[Stored records]
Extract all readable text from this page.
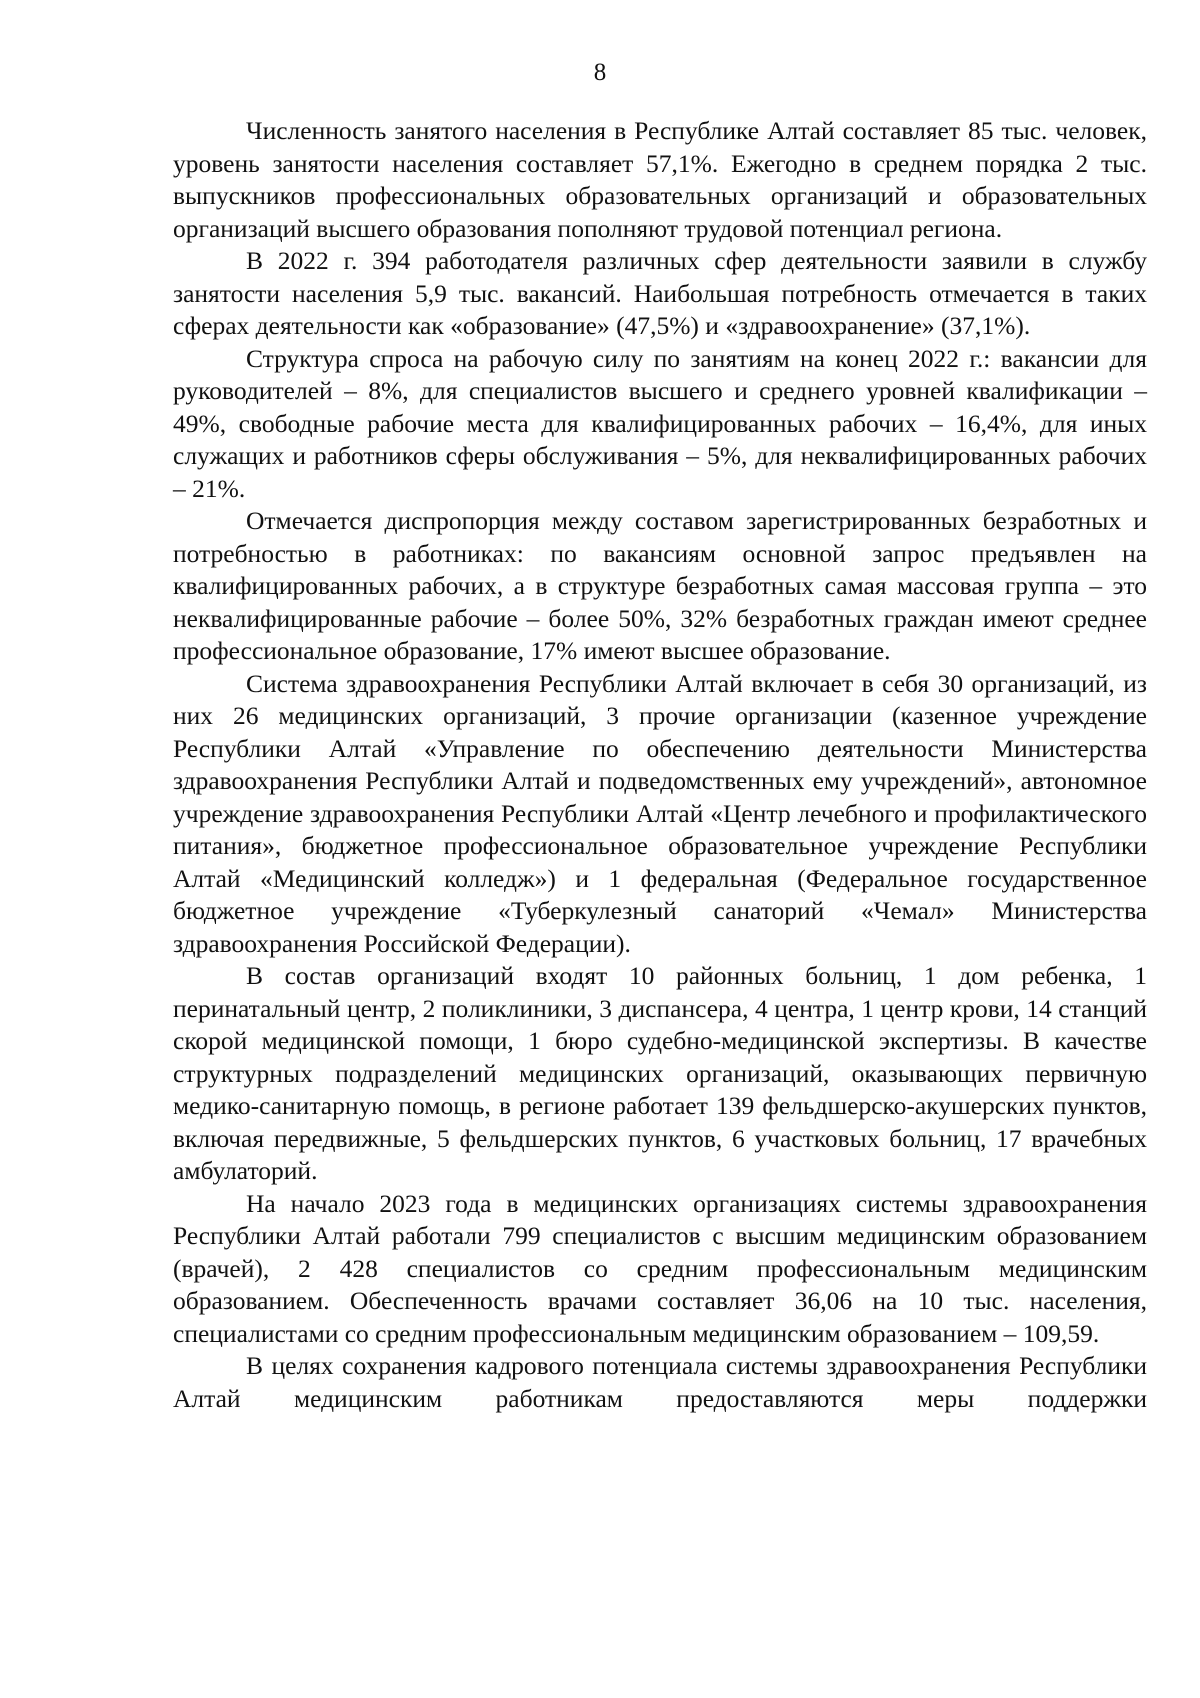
8

Численность занятого населения в Республике Алтай составляет 85 тыс. человек, уровень занятости населения составляет 57,1%. Ежегодно в среднем порядка 2 тыс. выпускников профессиональных образовательных организаций и образовательных организаций высшего образования пополняют трудовой потенциал региона.

В 2022 г. 394 работодателя различных сфер деятельности заявили в службу занятости населения 5,9 тыс. вакансий. Наибольшая потребность отмечается в таких сферах деятельности как «образование» (47,5%) и «здравоохранение» (37,1%).

Структура спроса на рабочую силу по занятиям на конец 2022 г.: вакансии для руководителей – 8%, для специалистов высшего и среднего уровней квалификации – 49%, свободные рабочие места для квалифицированных рабочих – 16,4%, для иных служащих и работников сферы обслуживания – 5%, для неквалифицированных рабочих – 21%.

Отмечается диспропорция между составом зарегистрированных безработных и потребностью в работниках: по вакансиям основной запрос предъявлен на квалифицированных рабочих, а в структуре безработных самая массовая группа – это неквалифицированные рабочие – более 50%, 32% безработных граждан имеют среднее профессиональное образование, 17% имеют высшее образование.

Система здравоохранения Республики Алтай включает в себя 30 организаций, из них 26 медицинских организаций, 3 прочие организации (казенное учреждение Республики Алтай «Управление по обеспечению деятельности Министерства здравоохранения Республики Алтай и подведомственных ему учреждений», автономное учреждение здравоохранения Республики Алтай «Центр лечебного и профилактического питания», бюджетное профессиональное образовательное учреждение Республики Алтай «Медицинский колледж») и 1 федеральная (Федеральное государственное бюджетное учреждение «Туберкулезный санаторий «Чемал» Министерства здравоохранения Российской Федерации).

В состав организаций входят 10 районных больниц, 1 дом ребенка, 1 перинатальный центр, 2 поликлиники, 3 диспансера, 4 центра, 1 центр крови, 14 станций скорой медицинской помощи, 1 бюро судебно-медицинской экспертизы. В качестве структурных подразделений медицинских организаций, оказывающих первичную медико-санитарную помощь, в регионе работает 139 фельдшерско-акушерских пунктов, включая передвижные, 5 фельдшерских пунктов, 6 участковых больниц, 17 врачебных амбулаторий.

На начало 2023 года в медицинских организациях системы здравоохранения Республики Алтай работали 799 специалистов с высшим медицинским образованием (врачей), 2 428 специалистов со средним профессиональным медицинским образованием. Обеспеченность врачами составляет 36,06 на 10 тыс. населения, специалистами со средним профессиональным медицинским образованием – 109,59.

В целях сохранения кадрового потенциала системы здравоохранения Республики Алтай медицинским работникам предоставляются меры поддержки
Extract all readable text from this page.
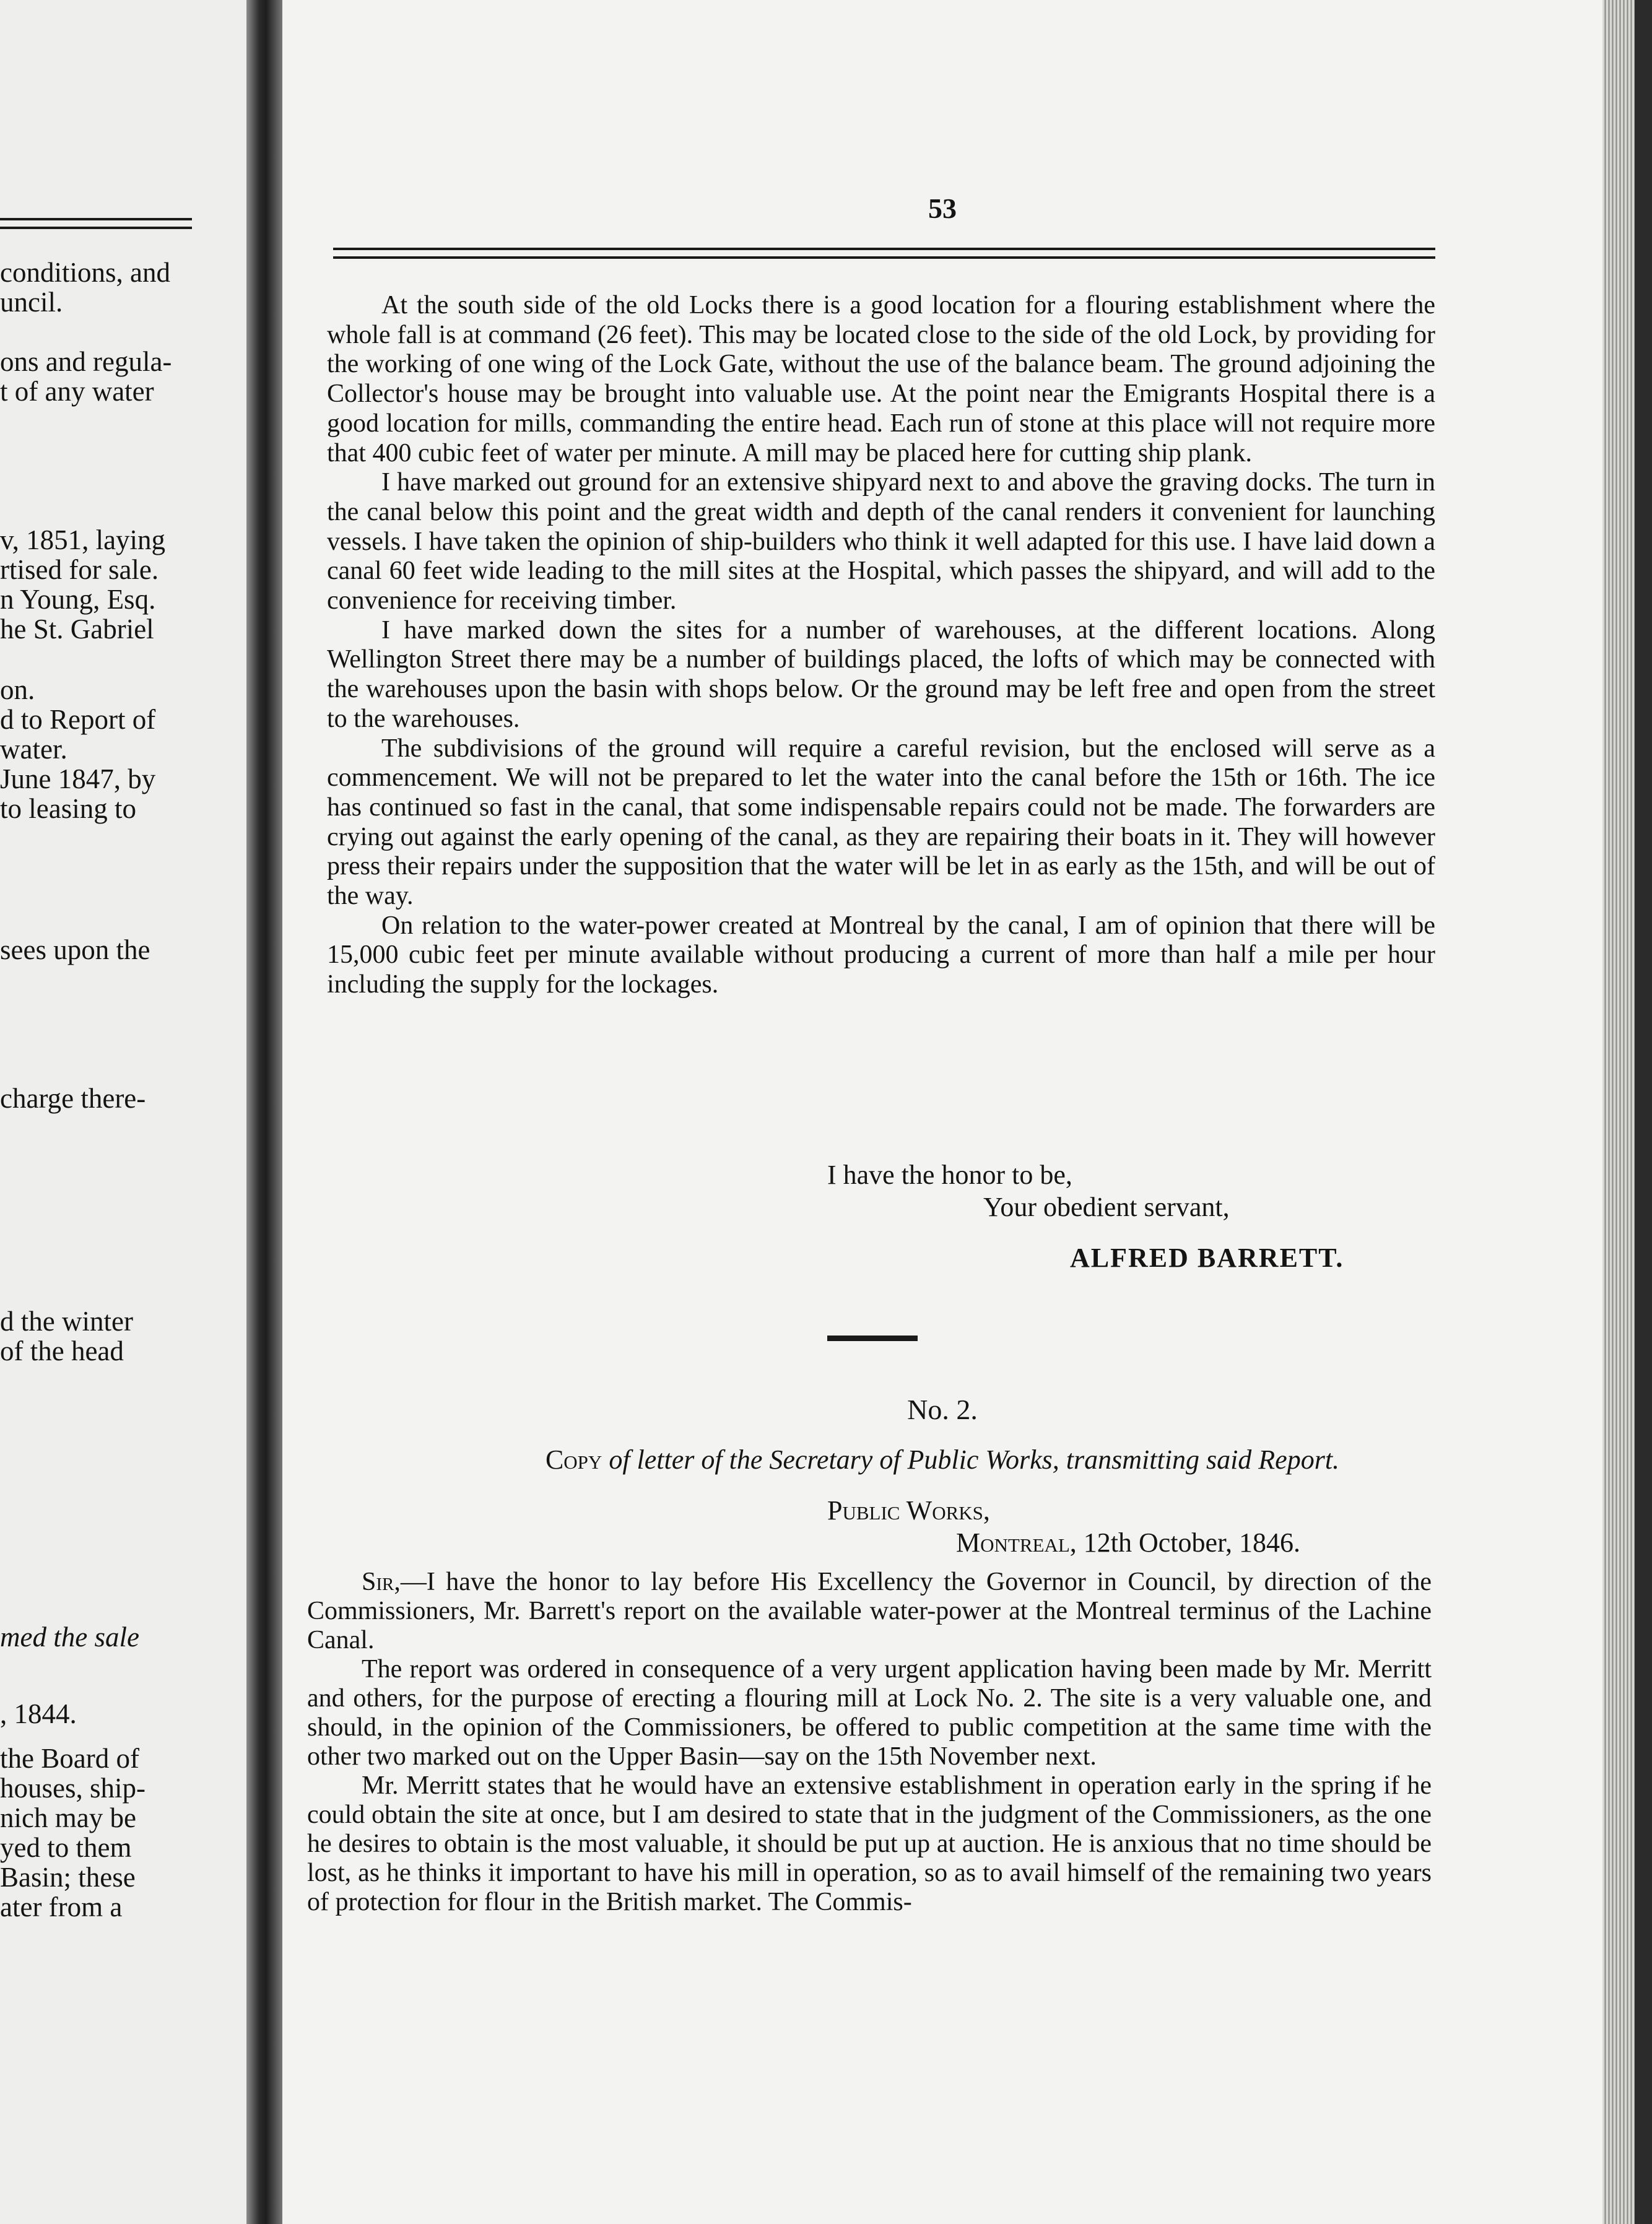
conditions, and
uncil.
ons and regula-
t of any water
v, 1851, laying
rtised for sale.
n Young, Esq.
he St. Gabriel
on.
d to Report of
water.
June 1847, by
to leasing to
sees upon the
charge there-
d the winter
of the head
med the sale
, 1844.
the Board of
houses, ship-
nich may be
yed to them
Basin; these
ater from a
53

At the south side of the old Locks there is a good location for a flouring establishment where the whole fall is at command (26 feet). This may be located close to the side of the old Lock, by providing for the working of one wing of the Lock Gate, without the use of the balance beam. The ground adjoining the Collector's house may be brought into valuable use. At the point near the Emigrants Hospital there is a good location for mills, commanding the entire head. Each run of stone at this place will not require more that 400 cubic feet of water per minute. A mill may be placed here for cutting ship plank.

I have marked out ground for an extensive shipyard next to and above the graving docks. The turn in the canal below this point and the great width and depth of the canal renders it convenient for launching vessels. I have taken the opinion of ship-builders who think it well adapted for this use. I have laid down a canal 60 feet wide leading to the mill sites at the Hospital, which passes the shipyard, and will add to the convenience for receiving timber.

I have marked down the sites for a number of warehouses, at the different locations. Along Wellington Street there may be a number of buildings placed, the lofts of which may be connected with the warehouses upon the basin with shops below. Or the ground may be left free and open from the street to the warehouses.

The subdivisions of the ground will require a careful revision, but the enclosed will serve as a commencement. We will not be prepared to let the water into the canal before the 15th or 16th. The ice has continued so fast in the canal, that some indispensable repairs could not be made. The forwarders are crying out against the early opening of the canal, as they are repairing their boats in it. They will however press their repairs under the supposition that the water will be let in as early as the 15th, and will be out of the way.

On relation to the water-power created at Montreal by the canal, I am of opinion that there will be 15,000 cubic feet per minute available without producing a current of more than half a mile per hour including the supply for the lockages.

I have the honor to be,
Your obedient servant,
ALFRED BARRETT.
No. 2.
Copy of letter of the Secretary of Public Works, transmitting said Report.
Public Works,
Montreal, 12th October, 1846.

Sir,—I have the honor to lay before His Excellency the Governor in Council, by direction of the Commissioners, Mr. Barrett's report on the available water-power at the Montreal terminus of the Lachine Canal.

The report was ordered in consequence of a very urgent application having been made by Mr. Merritt and others, for the purpose of erecting a flouring mill at Lock No. 2. The site is a very valuable one, and should, in the opinion of the Commissioners, be offered to public competition at the same time with the other two marked out on the Upper Basin—say on the 15th November next.

Mr. Merritt states that he would have an extensive establishment in operation early in the spring if he could obtain the site at once, but I am desired to state that in the judgment of the Commissioners, as the one he desires to obtain is the most valuable, it should be put up at auction. He is anxious that no time should be lost, as he thinks it important to have his mill in operation, so as to avail himself of the remaining two years of protection for flour in the British market. The Commis-
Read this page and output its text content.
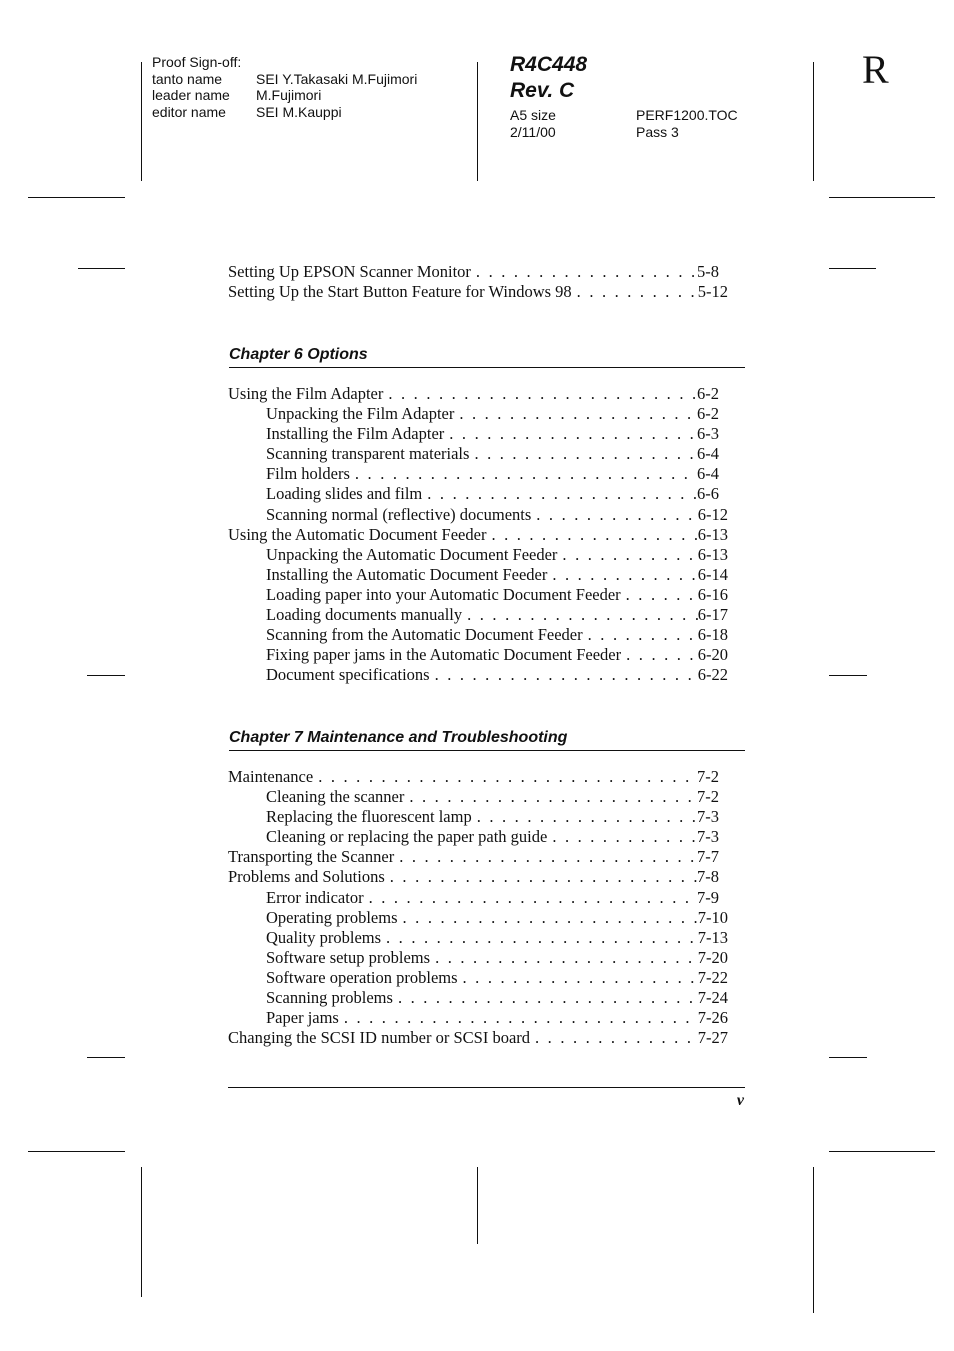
Proof Sign-off:
tanto name	SEI Y.Takasaki M.Fujimori
leader name	M.Fujimori
editor name	SEI M.Kauppi
R4C448
Rev. C
A5 size	PERF1200.TOC
2/11/00	Pass 3
R
Setting Up EPSON Scanner Monitor . . .	5-8
Setting Up the Start Button Feature for Windows 98 . . .	5-12
Chapter 6 Options
Using the Film Adapter . . .	6-2
Unpacking the Film Adapter . . .	6-2
Installing the Film Adapter . . .	6-3
Scanning transparent materials . . .	6-4
Film holders . . .	6-4
Loading slides and film . . .	6-6
Scanning normal (reflective) documents . . .	6-12
Using the Automatic Document Feeder . . .	6-13
Unpacking the Automatic Document Feeder . . .	6-13
Installing the Automatic Document Feeder . . .	6-14
Loading paper into your Automatic Document Feeder . . .	6-16
Loading documents manually . . .	6-17
Scanning from the Automatic Document Feeder . . .	6-18
Fixing paper jams in the Automatic Document Feeder . . .	6-20
Document specifications . . .	6-22
Chapter 7 Maintenance and Troubleshooting
Maintenance . . .	7-2
Cleaning the scanner . . .	7-2
Replacing the fluorescent lamp . . .	7-3
Cleaning or replacing the paper path guide . . .	7-3
Transporting the Scanner . . .	7-7
Problems and Solutions . . .	7-8
Error indicator . . .	7-9
Operating problems . . .	7-10
Quality problems . . .	7-13
Software setup problems . . .	7-20
Software operation problems . . .	7-22
Scanning problems . . .	7-24
Paper jams . . .	7-26
Changing the SCSI ID number or SCSI board . . .	7-27
v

● **Task goal**:
In the entries above, identify every line with the string "point".

● **Result below**:
At the south side of the old Locks there is a good location for a flouring establishment where the whole fall is at command (26 feet). This may be located close to the side of the old Lock, by providing for the working of one wing of the Lock Gate, without the use of the balance beam. The ground adjoining the Collector's house may be brought into valuable use. At the point near the Emigrants Hospital there is a good location for mills, commanding the entire head. Each run of stone at this place will not require more that 400 cubic feet of water per minute. A mill may be placed here for cutting ship plank.
I have marked out ground for an extensive shipyard next to and above the graving docks. The turn in the canal below this point and the great width and depth of the canal renders it convenient for launching vessels. I have taken the opinion of ship-builders who think it well adapted for this use. I have laid down a canal 60 feet wide leading to the mill sites at the Hospital, which passes the shipyard, and will add to the convenience for receiving timber.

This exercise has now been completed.